[Records for the task start]

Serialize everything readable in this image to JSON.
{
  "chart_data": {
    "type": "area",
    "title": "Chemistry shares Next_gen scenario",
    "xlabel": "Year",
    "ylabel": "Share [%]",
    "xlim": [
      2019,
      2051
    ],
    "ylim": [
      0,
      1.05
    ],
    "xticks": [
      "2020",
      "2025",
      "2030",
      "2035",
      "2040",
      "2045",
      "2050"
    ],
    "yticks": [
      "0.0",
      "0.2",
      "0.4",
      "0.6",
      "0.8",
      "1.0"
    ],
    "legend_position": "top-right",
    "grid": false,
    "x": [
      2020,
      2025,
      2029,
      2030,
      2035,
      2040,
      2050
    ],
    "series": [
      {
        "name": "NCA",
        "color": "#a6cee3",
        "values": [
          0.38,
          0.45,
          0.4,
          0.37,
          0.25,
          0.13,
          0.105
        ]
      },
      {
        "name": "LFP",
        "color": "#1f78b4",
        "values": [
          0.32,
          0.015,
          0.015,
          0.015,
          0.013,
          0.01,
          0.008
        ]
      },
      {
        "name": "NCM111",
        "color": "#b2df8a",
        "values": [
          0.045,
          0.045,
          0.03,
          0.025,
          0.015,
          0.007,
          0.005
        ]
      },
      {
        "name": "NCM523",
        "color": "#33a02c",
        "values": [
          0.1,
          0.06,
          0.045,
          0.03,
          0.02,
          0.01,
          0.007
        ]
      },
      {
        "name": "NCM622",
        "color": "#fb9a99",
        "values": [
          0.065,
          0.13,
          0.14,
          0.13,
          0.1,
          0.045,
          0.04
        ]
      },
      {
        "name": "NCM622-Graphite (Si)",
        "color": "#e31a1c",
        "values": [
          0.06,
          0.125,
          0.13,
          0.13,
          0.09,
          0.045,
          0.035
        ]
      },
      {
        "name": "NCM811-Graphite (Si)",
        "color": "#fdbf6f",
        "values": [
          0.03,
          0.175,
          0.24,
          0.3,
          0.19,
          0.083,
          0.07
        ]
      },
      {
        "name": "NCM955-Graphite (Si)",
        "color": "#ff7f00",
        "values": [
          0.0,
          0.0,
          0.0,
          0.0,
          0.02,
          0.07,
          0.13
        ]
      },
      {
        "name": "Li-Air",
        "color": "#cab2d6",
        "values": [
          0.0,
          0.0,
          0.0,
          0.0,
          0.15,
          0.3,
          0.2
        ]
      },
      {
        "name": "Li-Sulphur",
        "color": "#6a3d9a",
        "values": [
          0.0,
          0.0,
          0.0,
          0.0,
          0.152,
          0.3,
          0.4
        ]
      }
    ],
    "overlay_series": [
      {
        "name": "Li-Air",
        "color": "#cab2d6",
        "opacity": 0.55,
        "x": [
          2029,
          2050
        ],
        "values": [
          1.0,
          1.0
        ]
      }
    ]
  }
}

[Records for the task end]

Objective: Copy each line that contains the word "name".

Answer:
        "name": "NCA",
        "name": "LFP",
        "name": "NCM111",
        "name": "NCM523",
        "name": "NCM622",
        "name": "NCM622-Graphite (Si)",
        "name": "NCM811-Graphite (Si)",
        "name": "NCM955-Graphite (Si)",
        "name": "Li-Air",
        "name": "Li-Sulphur",
        "name": "Li-Air",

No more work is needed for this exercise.